TO BE DONE =>
Identify each line holding the string "JSON" and copy it.

DATA FOR THE TASK =>

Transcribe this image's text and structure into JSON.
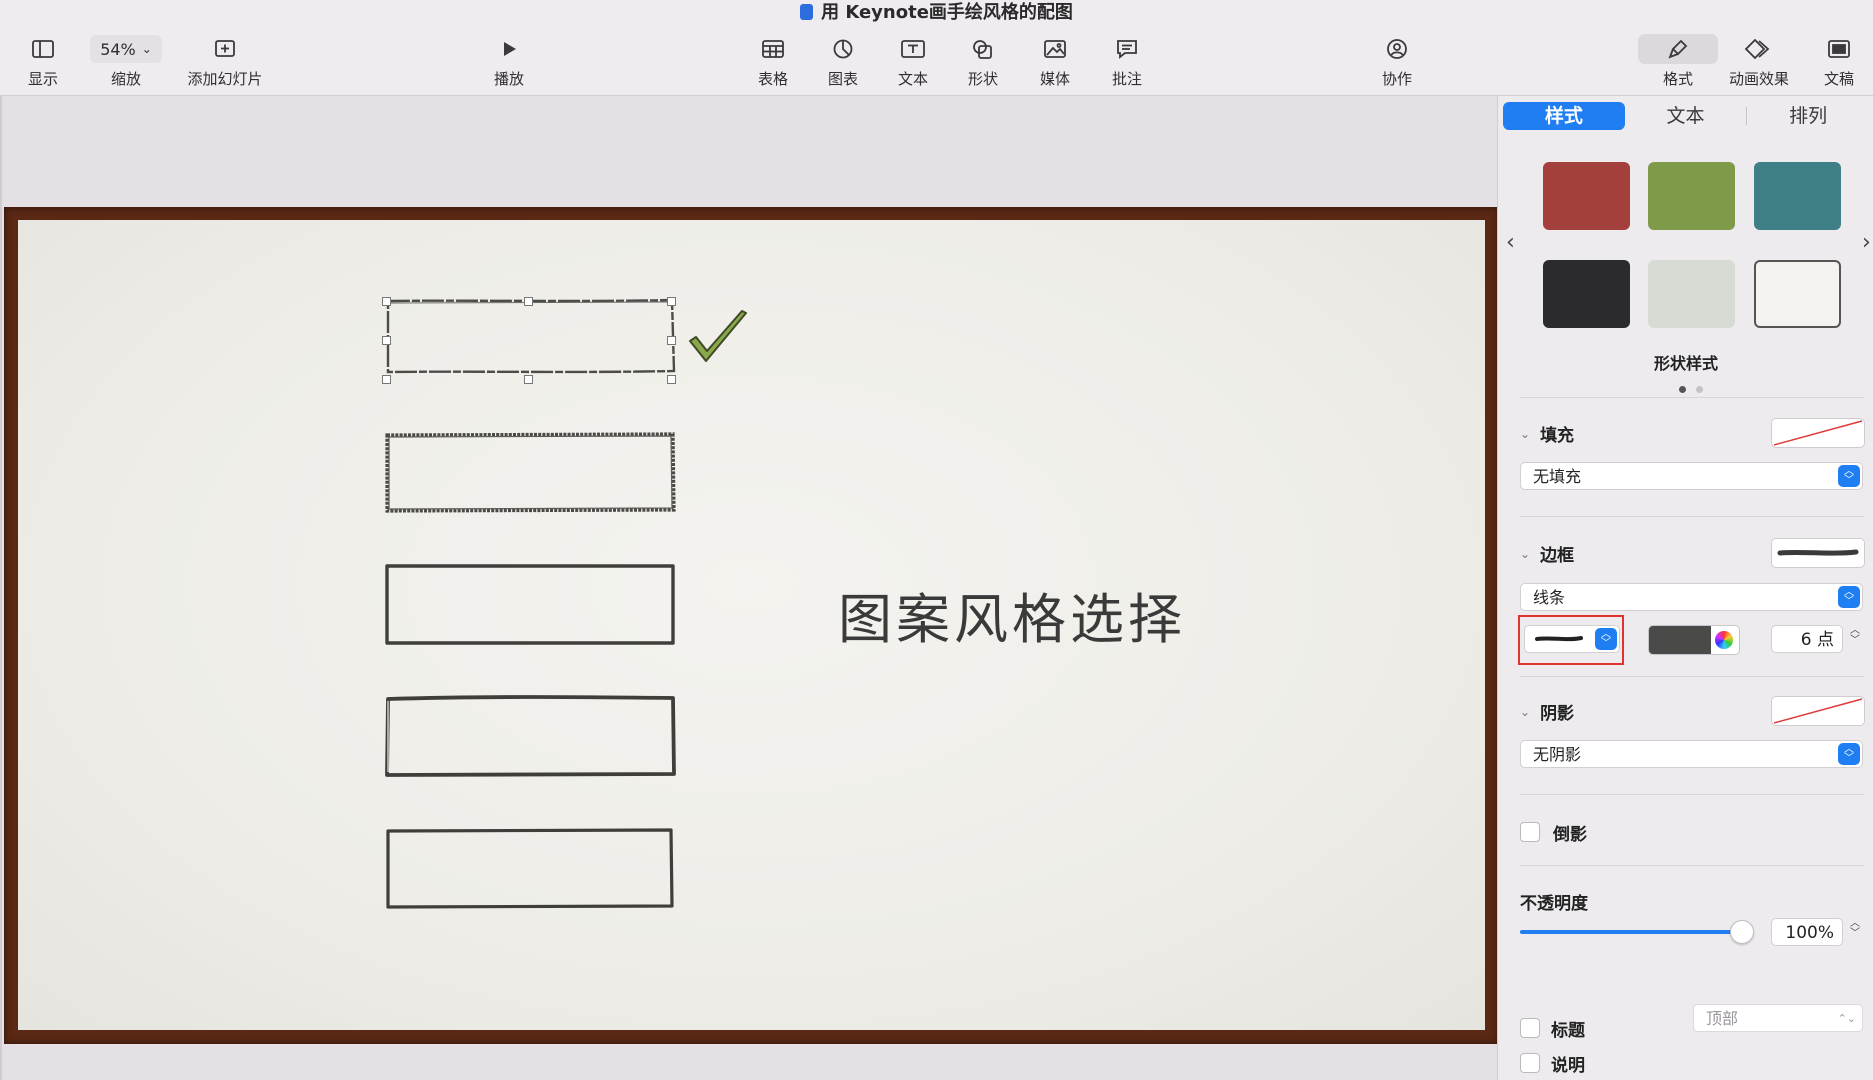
{
  "window": {
    "title": "用 Keynote画手绘风格的配图"
  },
  "toolbar": {
    "view_label": "显示",
    "zoom_value": "54%",
    "zoom_label": "缩放",
    "add_slide_label": "添加幻灯片",
    "play_label": "播放",
    "table_label": "表格",
    "chart_label": "图表",
    "text_label": "文本",
    "shape_label": "形状",
    "media_label": "媒体",
    "comment_label": "批注",
    "collaborate_label": "协作",
    "format_label": "格式",
    "animate_label": "动画效果",
    "document_label": "文稿"
  },
  "slide": {
    "heading": "图案风格选择",
    "check_color": "#8aa94a",
    "frame_color": "#5a2814"
  },
  "inspector": {
    "tabs": [
      "样式",
      "文本",
      "排列"
    ],
    "swatch_colors": [
      "#a4403c",
      "#7f9a48",
      "#3f7f86",
      "#2b2b2e",
      "#d6dcd4",
      "#f4f3f1"
    ],
    "shape_styles_caption": "形状样式",
    "fill": {
      "title": "填充",
      "value": "无填充"
    },
    "border": {
      "title": "边框",
      "value": "线条",
      "width_value": "6 点",
      "color": "#4a4a48"
    },
    "shadow": {
      "title": "阴影",
      "value": "无阴影"
    },
    "reflection_label": "倒影",
    "opacity": {
      "title": "不透明度",
      "value": "100%",
      "fraction": 1.0
    },
    "title_checkbox_label": "标题",
    "title_position_value": "顶部",
    "caption_checkbox_label": "说明",
    "accent_color": "#1f7ff2"
  }
}
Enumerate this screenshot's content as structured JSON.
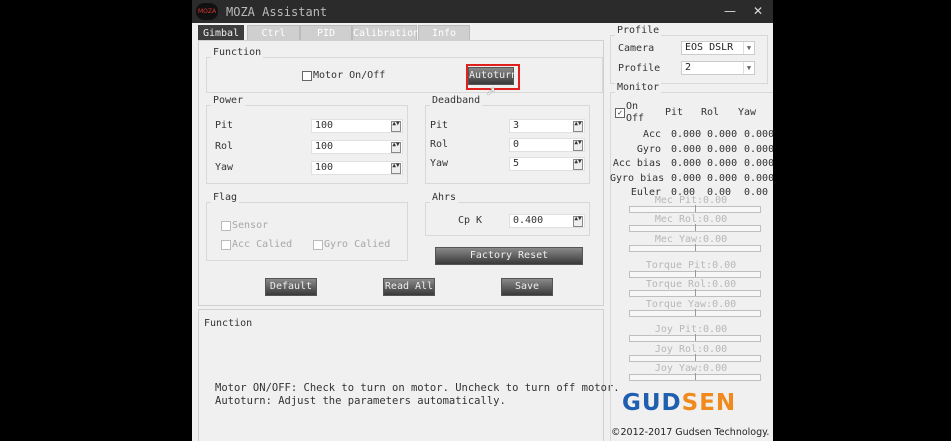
{
  "window": {
    "title": "MOZA Assistant",
    "logo_text": "MOZA",
    "min_glyph": "—",
    "close_glyph": "✕"
  },
  "tabs": [
    {
      "label": "Gimbal",
      "active": true
    },
    {
      "label": "Ctrl",
      "active": false
    },
    {
      "label": "PID",
      "active": false
    },
    {
      "label": "Calibration",
      "active": false
    },
    {
      "label": "Info",
      "active": false
    }
  ],
  "function_group": {
    "title": "Function",
    "motor_label": "Motor On/Off",
    "motor_checked": false,
    "autoturn_label": "Autoturn"
  },
  "power": {
    "title": "Power",
    "rows": [
      {
        "label": "Pit",
        "value": "100"
      },
      {
        "label": "Rol",
        "value": "100"
      },
      {
        "label": "Yaw",
        "value": "100"
      }
    ]
  },
  "deadband": {
    "title": "Deadband",
    "rows": [
      {
        "label": "Pit",
        "value": "3"
      },
      {
        "label": "Rol",
        "value": "0"
      },
      {
        "label": "Yaw",
        "value": "5"
      }
    ]
  },
  "flag": {
    "title": "Flag",
    "sensor": "Sensor",
    "acc_calied": "Acc Calied",
    "gyro_calied": "Gyro Calied"
  },
  "ahrs": {
    "title": "Ahrs",
    "cpk_label": "Cp K",
    "cpk_value": "0.400"
  },
  "buttons": {
    "factory_reset": "Factory Reset",
    "default": "Default",
    "read_all": "Read All",
    "save": "Save"
  },
  "description": {
    "title": "Function",
    "line1": "Motor ON/OFF: Check to turn on motor. Uncheck to turn off motor.",
    "line2": "Autoturn: Adjust the parameters automatically."
  },
  "profile": {
    "title": "Profile",
    "camera_label": "Camera",
    "camera_value": "EOS DSLR",
    "profile_label": "Profile",
    "profile_value": "2"
  },
  "monitor": {
    "title": "Monitor",
    "on_label": "On",
    "off_label": "Off",
    "on_checked": true,
    "columns": [
      "Pit",
      "Rol",
      "Yaw"
    ],
    "rows": [
      {
        "label": "Acc",
        "values": [
          "0.000",
          "0.000",
          "0.000"
        ]
      },
      {
        "label": "Gyro",
        "values": [
          "0.000",
          "0.000",
          "0.000"
        ]
      },
      {
        "label": "Acc bias",
        "values": [
          "0.000",
          "0.000",
          "0.000"
        ]
      },
      {
        "label": "Gyro bias",
        "values": [
          "0.000",
          "0.000",
          "0.000"
        ]
      },
      {
        "label": "Euler",
        "values": [
          "0.00",
          "0.00",
          "0.00"
        ]
      }
    ],
    "sliders": [
      {
        "label": "Mec Pit:0.00"
      },
      {
        "label": "Mec Rol:0.00"
      },
      {
        "label": "Mec Yaw:0.00"
      },
      {
        "label": "Torque Pit:0.00"
      },
      {
        "label": "Torque Rol:0.00"
      },
      {
        "label": "Torque Yaw:0.00"
      },
      {
        "label": "Joy Pit:0.00"
      },
      {
        "label": "Joy Rol:0.00"
      },
      {
        "label": "Joy Yaw:0.00"
      }
    ]
  },
  "brand": {
    "logo_text": "GUDSEN",
    "copyright": "©2012-2017 Gudsen Technology.",
    "color_blue": "#1f5fb0",
    "color_orange": "#f08a1c"
  },
  "accent": {
    "highlight_box": "#e0201c"
  }
}
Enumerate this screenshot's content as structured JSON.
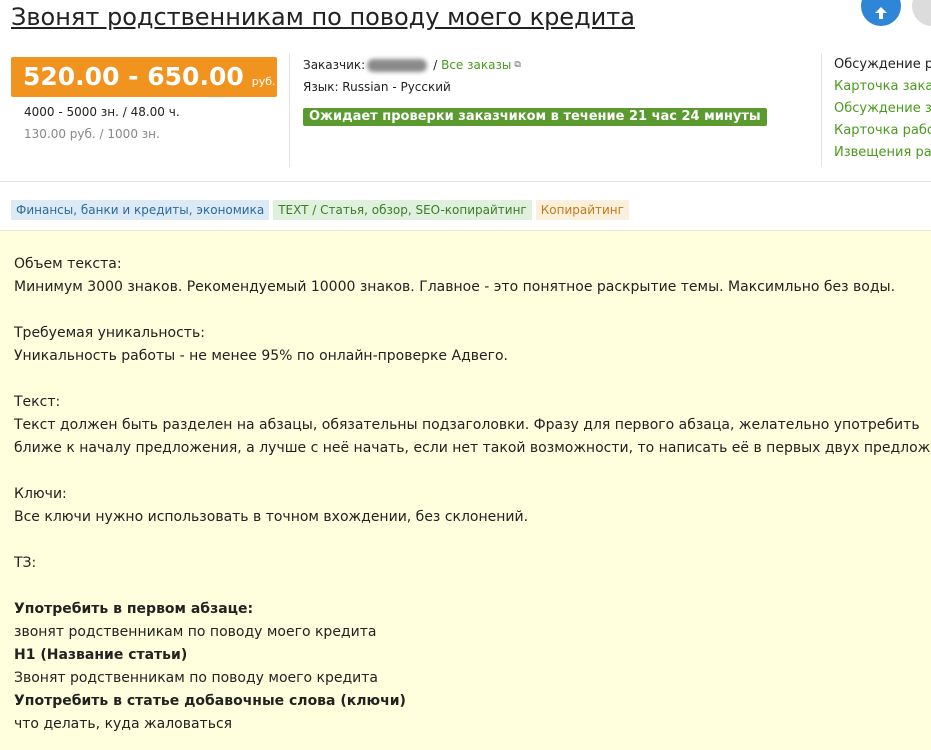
{
  "header": {
    "title": "Звонят родственникам по поводу моего кредита"
  },
  "price": {
    "range": "520.00 - 650.00",
    "currency": "руб.",
    "volume": "4000 - 5000 зн. / 48.00 ч.",
    "rate": "130.00 руб. / 1000 зн."
  },
  "info": {
    "customer_label": "Заказчик:",
    "separator": "/",
    "all_orders": "Все заказы",
    "language": "Язык: Russian - Русский",
    "status": "Ожидает проверки заказчиком в течение 21 час 24 минуты"
  },
  "side_links": [
    "Обсуждение ра",
    "Карточка заказ",
    "Обсуждение за",
    "Карточка работ",
    "Извещения раб"
  ],
  "tags": [
    "Финансы, банки и кредиты, экономика",
    "TEXT / Статья, обзор, SEO-копирайтинг",
    "Копирайтинг"
  ],
  "description": {
    "volume_heading": "Объем текста:",
    "volume_text": "Минимум 3000 знаков. Рекомендуемый 10000 знаков. Главное - это понятное раскрытие темы. Максимльно без воды.",
    "uniq_heading": "Требуемая уникальность:",
    "uniq_text": "Уникальность работы - не менее 95% по онлайн-проверке Адвего.",
    "text_heading": "Текст:",
    "text_line1": "Текст должен быть разделен на абзацы, обязательны подзаголовки. Фразу для первого абзаца, желательно употребить",
    "text_line2": "ближе к началу предложения, а лучше с неё начать, если нет такой возможности, то написать её в первых двух предложениях",
    "keys_heading": "Ключи:",
    "keys_text": "Все ключи нужно использовать в точном вхождении, без склонений.",
    "tz_heading": "ТЗ:",
    "first_para_label": "Употребить в первом абзаце:",
    "first_para_value": "звонят родственникам по поводу моего кредита",
    "h1_label": "H1 (Название статьи)",
    "h1_value": "Звонят родственникам по поводу моего кредита",
    "extra_label": "Употребить в статье добавочные слова (ключи)",
    "extra_value": "что делать, куда жаловаться"
  },
  "icons": {
    "up": "arrow-up-icon",
    "external": "external-link-icon"
  },
  "colors": {
    "price_bg": "#f0941f",
    "status_bg": "#5a9a2f",
    "link": "#4a9a1e",
    "desc_bg": "#ffffdd"
  }
}
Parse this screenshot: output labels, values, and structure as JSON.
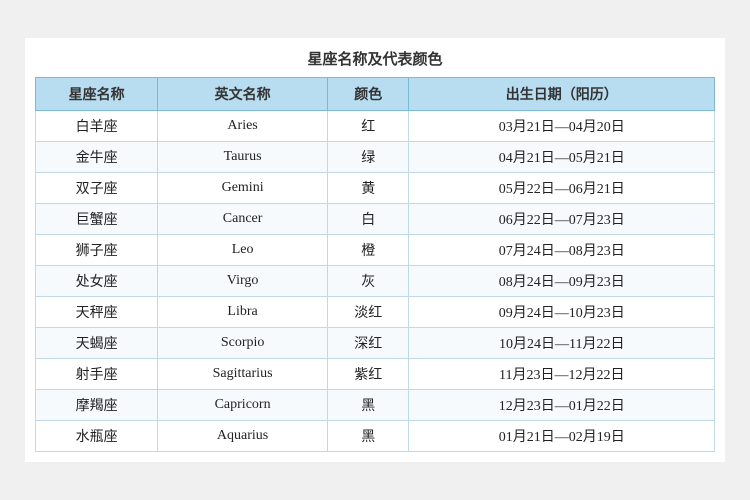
{
  "title": "星座名称及代表颜色",
  "headers": {
    "col1": "星座名称",
    "col2": "英文名称",
    "col3": "颜色",
    "col4": "出生日期（阳历）"
  },
  "rows": [
    {
      "chinese": "白羊座",
      "english": "Aries",
      "color": "红",
      "date": "03月21日—04月20日"
    },
    {
      "chinese": "金牛座",
      "english": "Taurus",
      "color": "绿",
      "date": "04月21日—05月21日"
    },
    {
      "chinese": "双子座",
      "english": "Gemini",
      "color": "黄",
      "date": "05月22日—06月21日"
    },
    {
      "chinese": "巨蟹座",
      "english": "Cancer",
      "color": "白",
      "date": "06月22日—07月23日"
    },
    {
      "chinese": "狮子座",
      "english": "Leo",
      "color": "橙",
      "date": "07月24日—08月23日"
    },
    {
      "chinese": "处女座",
      "english": "Virgo",
      "color": "灰",
      "date": "08月24日—09月23日"
    },
    {
      "chinese": "天秤座",
      "english": "Libra",
      "color": "淡红",
      "date": "09月24日—10月23日"
    },
    {
      "chinese": "天蝎座",
      "english": "Scorpio",
      "color": "深红",
      "date": "10月24日—11月22日"
    },
    {
      "chinese": "射手座",
      "english": "Sagittarius",
      "color": "紫红",
      "date": "11月23日—12月22日"
    },
    {
      "chinese": "摩羯座",
      "english": "Capricorn",
      "color": "黑",
      "date": "12月23日—01月22日"
    },
    {
      "chinese": "水瓶座",
      "english": "Aquarius",
      "color": "黑",
      "date": "01月21日—02月19日"
    }
  ]
}
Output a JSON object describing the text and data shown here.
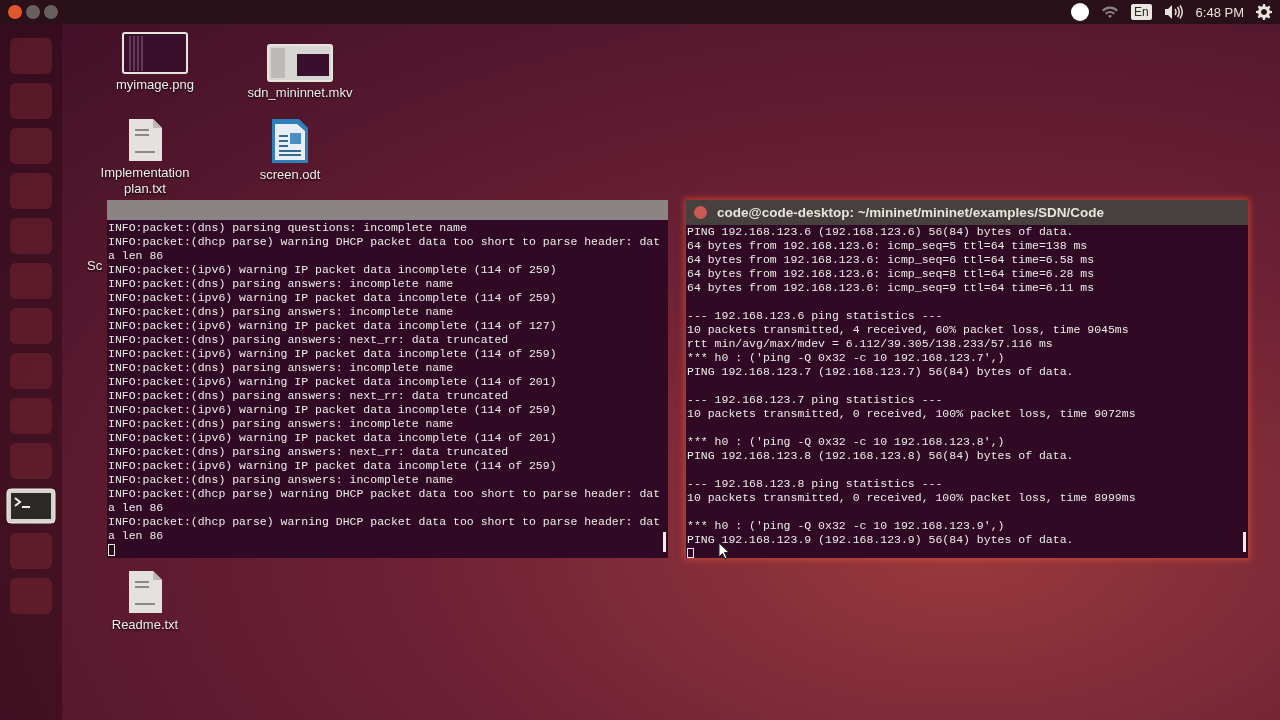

RESULT =>
Transcribe this image's text and structure into JSON.
Enumerate this screenshot's content as structured JSON.
Enumerate this screenshot's content as structured JSON.
Parse this screenshot: output labels, values, and structure as JSON.
Output a JSON object describing the text and data shown here.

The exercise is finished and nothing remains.